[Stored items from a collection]
────────────────────

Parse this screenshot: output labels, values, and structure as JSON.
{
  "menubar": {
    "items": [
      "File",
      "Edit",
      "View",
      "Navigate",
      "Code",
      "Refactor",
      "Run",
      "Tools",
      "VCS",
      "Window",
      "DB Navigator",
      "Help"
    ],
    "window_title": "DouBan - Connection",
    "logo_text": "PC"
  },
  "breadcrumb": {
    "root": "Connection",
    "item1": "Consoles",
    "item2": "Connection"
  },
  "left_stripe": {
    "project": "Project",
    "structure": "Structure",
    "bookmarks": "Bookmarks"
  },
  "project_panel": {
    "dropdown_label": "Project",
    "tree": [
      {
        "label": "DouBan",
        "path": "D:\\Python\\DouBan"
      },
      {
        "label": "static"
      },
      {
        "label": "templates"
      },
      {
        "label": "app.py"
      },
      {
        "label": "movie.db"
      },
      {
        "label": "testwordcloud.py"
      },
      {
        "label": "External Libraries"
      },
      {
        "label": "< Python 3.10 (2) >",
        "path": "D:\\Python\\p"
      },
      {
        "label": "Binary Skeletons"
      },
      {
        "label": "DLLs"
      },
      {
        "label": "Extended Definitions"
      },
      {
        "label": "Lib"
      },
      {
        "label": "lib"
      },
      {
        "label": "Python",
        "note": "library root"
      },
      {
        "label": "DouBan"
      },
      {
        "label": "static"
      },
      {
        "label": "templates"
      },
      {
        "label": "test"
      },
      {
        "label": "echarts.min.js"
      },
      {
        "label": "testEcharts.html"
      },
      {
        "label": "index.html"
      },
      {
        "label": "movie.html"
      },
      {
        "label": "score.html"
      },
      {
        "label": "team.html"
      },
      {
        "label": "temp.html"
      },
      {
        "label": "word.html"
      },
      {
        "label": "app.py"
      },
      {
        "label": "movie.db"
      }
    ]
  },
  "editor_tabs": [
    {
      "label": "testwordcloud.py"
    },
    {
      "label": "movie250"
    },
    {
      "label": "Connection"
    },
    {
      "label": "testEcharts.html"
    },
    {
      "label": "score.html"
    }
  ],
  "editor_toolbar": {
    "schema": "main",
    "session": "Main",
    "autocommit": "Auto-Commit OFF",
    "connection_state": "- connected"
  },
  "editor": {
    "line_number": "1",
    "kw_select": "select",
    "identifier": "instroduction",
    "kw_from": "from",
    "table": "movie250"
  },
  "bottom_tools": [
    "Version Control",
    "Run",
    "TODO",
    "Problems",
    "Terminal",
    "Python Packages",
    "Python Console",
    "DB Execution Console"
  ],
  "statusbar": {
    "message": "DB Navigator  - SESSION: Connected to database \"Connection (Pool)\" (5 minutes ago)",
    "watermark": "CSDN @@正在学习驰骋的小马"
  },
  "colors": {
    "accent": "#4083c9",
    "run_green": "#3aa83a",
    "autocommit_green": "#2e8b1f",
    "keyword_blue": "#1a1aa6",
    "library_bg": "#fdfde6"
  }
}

────────────────────

▸ SET EXERCISE
Pick out the lines that have the word "testEcharts". Copy them all.

▸ FULL ANSWER
        "label": "testEcharts.html"
      "label": "testEcharts.html"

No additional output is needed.